AIM OF THE TASK:
Scan each line of the records for the word "String" and extract the ones that have it.

** start of DATA SHOWN **

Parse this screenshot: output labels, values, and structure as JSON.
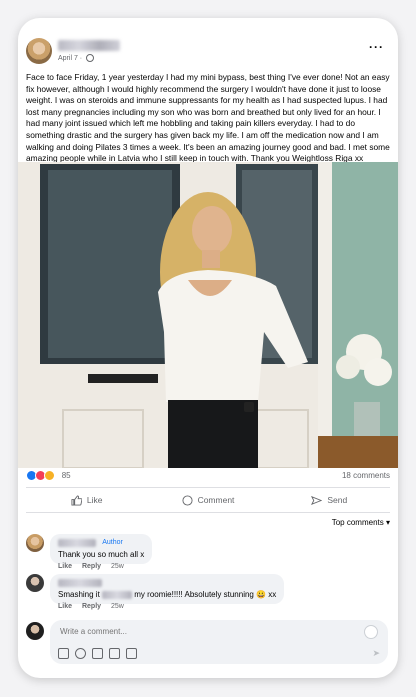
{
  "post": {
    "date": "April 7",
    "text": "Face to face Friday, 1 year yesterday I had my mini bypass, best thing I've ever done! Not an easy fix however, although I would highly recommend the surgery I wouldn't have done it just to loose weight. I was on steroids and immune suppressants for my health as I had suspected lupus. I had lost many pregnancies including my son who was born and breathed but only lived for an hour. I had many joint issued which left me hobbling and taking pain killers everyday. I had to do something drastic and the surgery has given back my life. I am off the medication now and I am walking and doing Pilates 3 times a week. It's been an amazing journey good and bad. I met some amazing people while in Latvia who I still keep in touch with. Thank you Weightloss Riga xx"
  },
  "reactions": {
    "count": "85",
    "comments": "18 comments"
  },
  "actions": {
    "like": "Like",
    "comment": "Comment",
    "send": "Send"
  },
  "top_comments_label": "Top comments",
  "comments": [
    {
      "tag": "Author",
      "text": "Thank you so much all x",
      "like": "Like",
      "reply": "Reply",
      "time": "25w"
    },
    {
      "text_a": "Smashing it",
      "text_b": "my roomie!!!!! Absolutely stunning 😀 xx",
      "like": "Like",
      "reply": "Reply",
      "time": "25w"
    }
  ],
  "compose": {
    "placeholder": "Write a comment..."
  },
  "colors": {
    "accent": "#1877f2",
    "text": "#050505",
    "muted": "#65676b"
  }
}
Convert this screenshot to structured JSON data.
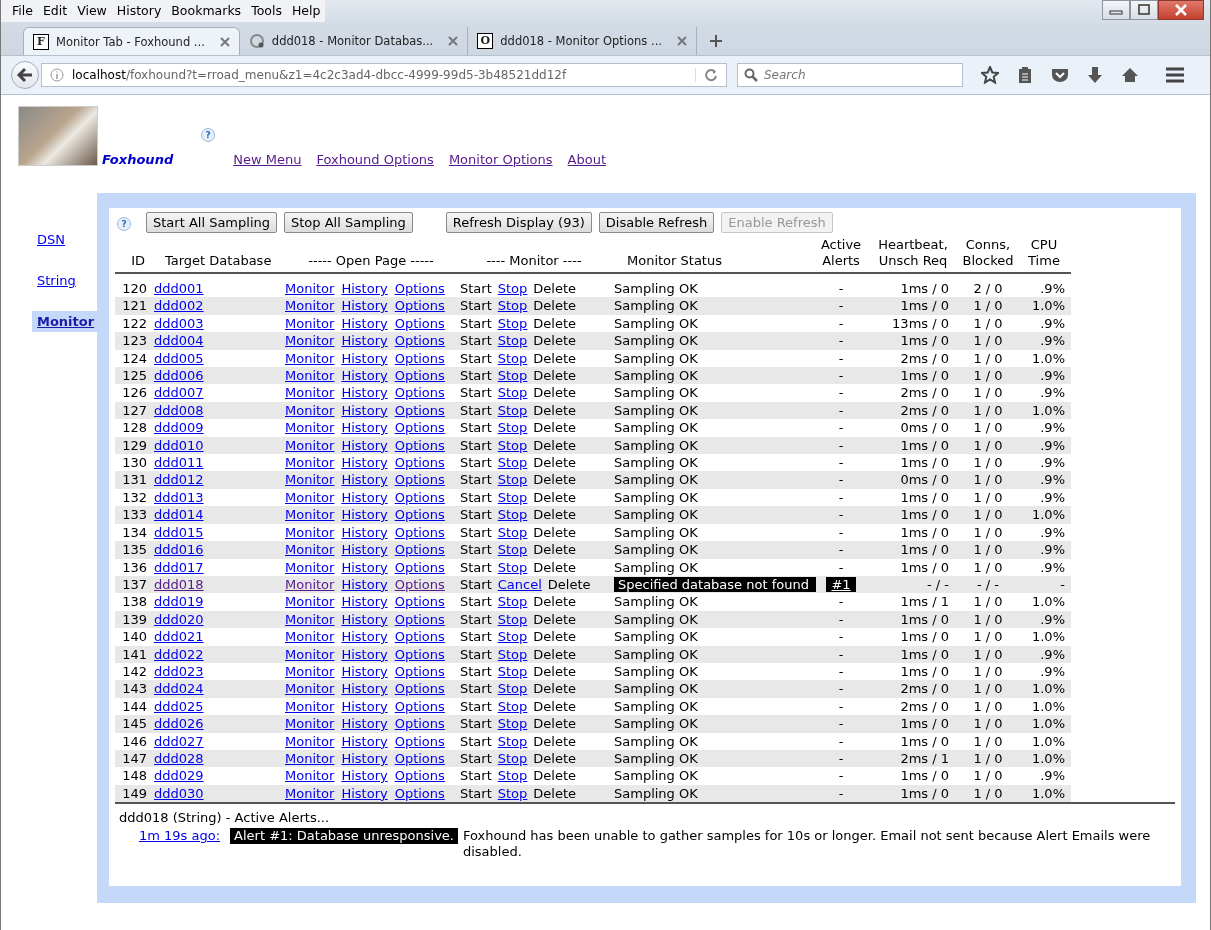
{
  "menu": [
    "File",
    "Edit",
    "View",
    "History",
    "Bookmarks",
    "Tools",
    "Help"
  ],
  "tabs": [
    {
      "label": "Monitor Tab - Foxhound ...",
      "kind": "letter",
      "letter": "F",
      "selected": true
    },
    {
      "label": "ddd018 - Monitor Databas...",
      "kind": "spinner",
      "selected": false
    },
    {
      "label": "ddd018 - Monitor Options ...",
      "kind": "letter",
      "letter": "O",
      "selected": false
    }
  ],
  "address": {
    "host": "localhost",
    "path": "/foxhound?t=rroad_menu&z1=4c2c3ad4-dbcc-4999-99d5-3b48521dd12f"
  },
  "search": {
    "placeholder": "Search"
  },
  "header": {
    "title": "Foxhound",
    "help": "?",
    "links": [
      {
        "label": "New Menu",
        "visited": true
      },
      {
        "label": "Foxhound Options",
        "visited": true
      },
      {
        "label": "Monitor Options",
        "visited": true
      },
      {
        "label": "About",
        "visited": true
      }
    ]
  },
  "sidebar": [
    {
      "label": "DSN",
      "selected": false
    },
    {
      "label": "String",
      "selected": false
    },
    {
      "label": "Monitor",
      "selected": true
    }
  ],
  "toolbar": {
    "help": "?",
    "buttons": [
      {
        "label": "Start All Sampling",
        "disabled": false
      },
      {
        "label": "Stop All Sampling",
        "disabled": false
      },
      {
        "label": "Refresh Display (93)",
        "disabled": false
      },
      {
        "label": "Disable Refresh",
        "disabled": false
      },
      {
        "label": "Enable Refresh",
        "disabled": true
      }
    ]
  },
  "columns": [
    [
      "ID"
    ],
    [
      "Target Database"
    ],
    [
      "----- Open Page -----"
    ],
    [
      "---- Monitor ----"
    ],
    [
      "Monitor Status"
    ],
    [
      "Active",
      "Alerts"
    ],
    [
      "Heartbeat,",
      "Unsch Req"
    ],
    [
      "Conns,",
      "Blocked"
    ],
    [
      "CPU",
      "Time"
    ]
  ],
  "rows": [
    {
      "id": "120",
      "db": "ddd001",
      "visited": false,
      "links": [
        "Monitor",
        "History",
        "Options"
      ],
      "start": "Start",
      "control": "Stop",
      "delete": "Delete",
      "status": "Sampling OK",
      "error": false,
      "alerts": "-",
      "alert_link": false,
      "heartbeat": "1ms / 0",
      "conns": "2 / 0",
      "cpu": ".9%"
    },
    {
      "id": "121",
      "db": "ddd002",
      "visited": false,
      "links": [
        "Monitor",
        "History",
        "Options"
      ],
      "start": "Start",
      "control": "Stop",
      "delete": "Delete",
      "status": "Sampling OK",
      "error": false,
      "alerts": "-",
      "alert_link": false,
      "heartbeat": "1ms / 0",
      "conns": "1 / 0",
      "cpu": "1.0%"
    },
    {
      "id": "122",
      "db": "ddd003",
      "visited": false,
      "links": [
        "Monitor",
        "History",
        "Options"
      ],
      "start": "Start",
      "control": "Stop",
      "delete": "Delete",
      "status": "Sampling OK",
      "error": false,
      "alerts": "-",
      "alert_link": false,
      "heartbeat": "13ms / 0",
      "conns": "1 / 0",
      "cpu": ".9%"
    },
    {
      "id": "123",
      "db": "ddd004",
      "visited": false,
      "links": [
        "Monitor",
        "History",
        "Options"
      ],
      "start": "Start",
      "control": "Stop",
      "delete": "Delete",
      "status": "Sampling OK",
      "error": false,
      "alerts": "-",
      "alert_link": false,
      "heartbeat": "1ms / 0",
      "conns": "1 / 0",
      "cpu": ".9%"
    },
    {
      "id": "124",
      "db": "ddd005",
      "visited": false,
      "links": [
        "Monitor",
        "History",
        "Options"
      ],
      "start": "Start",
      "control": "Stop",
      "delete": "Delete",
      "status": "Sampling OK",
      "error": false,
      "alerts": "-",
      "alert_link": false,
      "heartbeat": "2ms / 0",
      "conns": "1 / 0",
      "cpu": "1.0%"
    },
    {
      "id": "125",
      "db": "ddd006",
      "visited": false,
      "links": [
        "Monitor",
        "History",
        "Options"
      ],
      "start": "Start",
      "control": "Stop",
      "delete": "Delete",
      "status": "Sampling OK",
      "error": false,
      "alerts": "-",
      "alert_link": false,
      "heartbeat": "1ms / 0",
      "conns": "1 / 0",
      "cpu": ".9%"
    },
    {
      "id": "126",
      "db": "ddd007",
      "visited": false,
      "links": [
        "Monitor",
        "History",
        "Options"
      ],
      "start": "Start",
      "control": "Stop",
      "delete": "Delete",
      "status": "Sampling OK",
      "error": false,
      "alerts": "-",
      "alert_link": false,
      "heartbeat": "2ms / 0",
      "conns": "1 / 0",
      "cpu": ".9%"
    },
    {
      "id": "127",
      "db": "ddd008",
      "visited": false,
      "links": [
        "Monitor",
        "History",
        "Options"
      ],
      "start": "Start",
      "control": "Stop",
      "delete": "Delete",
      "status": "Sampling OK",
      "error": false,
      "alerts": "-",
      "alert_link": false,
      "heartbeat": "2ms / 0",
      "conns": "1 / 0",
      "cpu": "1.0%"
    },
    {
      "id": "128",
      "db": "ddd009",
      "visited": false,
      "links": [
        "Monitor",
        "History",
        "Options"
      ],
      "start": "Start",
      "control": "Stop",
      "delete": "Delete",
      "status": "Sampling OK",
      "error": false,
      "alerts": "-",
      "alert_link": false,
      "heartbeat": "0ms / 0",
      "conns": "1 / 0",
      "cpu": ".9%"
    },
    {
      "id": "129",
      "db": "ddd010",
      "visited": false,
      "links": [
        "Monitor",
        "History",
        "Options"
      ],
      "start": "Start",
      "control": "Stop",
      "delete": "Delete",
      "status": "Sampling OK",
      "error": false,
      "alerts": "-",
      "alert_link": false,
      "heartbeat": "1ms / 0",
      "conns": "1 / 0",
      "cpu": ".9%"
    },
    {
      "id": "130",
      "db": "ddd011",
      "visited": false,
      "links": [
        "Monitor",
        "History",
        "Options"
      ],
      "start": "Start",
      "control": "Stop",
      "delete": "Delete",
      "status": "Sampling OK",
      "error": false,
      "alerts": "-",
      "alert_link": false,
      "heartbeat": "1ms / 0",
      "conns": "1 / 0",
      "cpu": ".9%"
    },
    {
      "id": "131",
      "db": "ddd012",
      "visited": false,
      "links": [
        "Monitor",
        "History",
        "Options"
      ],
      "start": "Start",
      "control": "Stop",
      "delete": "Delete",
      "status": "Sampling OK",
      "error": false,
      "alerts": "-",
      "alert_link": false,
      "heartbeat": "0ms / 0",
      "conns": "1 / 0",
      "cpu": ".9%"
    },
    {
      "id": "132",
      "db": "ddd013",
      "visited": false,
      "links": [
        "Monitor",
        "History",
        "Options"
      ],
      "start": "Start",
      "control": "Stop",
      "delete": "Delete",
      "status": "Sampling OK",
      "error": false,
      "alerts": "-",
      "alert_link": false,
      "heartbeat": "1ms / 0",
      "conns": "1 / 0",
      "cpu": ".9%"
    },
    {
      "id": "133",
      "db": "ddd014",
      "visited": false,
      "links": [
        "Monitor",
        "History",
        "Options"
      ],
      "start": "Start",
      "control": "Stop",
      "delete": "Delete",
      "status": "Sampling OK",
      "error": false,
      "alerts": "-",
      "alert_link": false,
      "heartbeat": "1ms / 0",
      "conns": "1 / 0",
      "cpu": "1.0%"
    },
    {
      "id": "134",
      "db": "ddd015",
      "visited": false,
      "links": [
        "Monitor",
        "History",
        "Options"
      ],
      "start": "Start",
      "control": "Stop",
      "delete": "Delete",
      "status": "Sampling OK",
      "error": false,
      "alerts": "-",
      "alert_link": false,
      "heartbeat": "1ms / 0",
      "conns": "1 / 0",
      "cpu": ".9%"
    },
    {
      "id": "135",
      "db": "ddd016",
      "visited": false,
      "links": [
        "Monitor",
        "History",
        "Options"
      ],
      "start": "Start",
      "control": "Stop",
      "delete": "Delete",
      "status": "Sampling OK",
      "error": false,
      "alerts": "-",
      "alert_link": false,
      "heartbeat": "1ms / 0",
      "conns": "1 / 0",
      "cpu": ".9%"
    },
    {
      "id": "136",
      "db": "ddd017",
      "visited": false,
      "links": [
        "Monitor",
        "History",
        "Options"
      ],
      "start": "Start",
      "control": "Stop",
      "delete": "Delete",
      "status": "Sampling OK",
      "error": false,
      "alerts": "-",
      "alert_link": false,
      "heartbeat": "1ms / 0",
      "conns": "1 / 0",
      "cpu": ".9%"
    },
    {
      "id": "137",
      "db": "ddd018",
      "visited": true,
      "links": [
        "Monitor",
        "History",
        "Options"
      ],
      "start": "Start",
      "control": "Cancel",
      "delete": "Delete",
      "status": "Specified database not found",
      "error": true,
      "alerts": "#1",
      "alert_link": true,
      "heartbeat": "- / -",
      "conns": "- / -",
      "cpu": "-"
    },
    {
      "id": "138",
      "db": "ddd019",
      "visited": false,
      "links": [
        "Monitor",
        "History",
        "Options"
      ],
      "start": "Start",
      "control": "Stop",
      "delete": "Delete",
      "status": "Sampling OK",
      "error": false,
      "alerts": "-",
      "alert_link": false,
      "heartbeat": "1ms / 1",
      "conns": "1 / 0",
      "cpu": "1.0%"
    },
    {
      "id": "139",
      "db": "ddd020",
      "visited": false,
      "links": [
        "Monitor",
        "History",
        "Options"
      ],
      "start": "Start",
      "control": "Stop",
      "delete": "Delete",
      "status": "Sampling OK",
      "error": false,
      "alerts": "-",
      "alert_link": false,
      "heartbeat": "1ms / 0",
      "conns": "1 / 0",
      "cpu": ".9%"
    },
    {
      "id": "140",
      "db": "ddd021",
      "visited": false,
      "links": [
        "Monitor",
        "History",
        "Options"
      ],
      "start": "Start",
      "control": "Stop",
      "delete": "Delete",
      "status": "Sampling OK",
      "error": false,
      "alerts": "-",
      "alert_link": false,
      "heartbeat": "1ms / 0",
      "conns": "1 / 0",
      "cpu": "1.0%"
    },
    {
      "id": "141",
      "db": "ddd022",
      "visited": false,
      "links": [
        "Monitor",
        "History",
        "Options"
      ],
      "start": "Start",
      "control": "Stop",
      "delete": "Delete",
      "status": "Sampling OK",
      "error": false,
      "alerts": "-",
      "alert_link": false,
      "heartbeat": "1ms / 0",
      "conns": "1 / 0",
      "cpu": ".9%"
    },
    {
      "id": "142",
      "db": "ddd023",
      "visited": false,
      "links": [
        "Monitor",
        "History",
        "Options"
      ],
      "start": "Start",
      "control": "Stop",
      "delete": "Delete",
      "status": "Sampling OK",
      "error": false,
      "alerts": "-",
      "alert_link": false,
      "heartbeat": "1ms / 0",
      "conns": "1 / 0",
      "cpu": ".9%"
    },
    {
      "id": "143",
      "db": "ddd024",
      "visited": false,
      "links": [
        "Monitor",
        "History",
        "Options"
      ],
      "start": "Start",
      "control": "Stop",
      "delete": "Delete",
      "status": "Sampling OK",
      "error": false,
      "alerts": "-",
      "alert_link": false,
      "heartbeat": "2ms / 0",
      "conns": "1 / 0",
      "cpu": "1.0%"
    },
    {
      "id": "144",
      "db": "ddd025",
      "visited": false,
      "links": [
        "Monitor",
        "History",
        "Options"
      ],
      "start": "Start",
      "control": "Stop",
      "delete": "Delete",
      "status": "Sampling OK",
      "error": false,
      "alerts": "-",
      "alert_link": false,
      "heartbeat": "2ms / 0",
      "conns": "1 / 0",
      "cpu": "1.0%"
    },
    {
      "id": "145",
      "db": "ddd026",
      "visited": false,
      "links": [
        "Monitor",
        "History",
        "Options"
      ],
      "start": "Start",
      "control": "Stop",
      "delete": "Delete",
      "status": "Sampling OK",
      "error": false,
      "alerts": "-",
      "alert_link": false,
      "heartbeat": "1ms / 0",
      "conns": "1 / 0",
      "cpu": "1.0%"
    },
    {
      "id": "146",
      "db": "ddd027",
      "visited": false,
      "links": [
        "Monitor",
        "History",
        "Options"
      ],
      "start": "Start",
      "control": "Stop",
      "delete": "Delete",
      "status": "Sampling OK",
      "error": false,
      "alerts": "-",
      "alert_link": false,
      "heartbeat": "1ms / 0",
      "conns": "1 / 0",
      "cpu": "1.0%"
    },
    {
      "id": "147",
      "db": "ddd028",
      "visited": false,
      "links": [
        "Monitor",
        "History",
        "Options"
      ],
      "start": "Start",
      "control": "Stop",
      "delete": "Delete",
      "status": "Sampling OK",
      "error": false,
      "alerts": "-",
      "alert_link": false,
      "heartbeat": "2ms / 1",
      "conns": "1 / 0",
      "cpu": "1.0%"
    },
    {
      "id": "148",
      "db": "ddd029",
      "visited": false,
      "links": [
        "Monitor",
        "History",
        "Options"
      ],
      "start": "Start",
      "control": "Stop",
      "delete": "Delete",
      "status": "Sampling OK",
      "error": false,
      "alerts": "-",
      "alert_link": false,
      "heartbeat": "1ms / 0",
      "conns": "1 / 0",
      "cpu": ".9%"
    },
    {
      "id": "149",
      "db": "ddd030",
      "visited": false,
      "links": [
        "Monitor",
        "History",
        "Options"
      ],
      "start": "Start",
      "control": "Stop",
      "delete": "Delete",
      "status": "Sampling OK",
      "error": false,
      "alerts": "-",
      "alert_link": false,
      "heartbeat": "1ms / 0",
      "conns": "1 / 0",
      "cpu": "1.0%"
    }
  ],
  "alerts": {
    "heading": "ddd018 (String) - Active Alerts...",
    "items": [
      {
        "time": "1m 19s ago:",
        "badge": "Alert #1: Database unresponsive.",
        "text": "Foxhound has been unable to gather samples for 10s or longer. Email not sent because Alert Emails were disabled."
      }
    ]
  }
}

** end of DATA SHOWN **

TASK RESPONSE:
      "label": "String",
    "heading": "ddd018 (String) - Active Alerts...",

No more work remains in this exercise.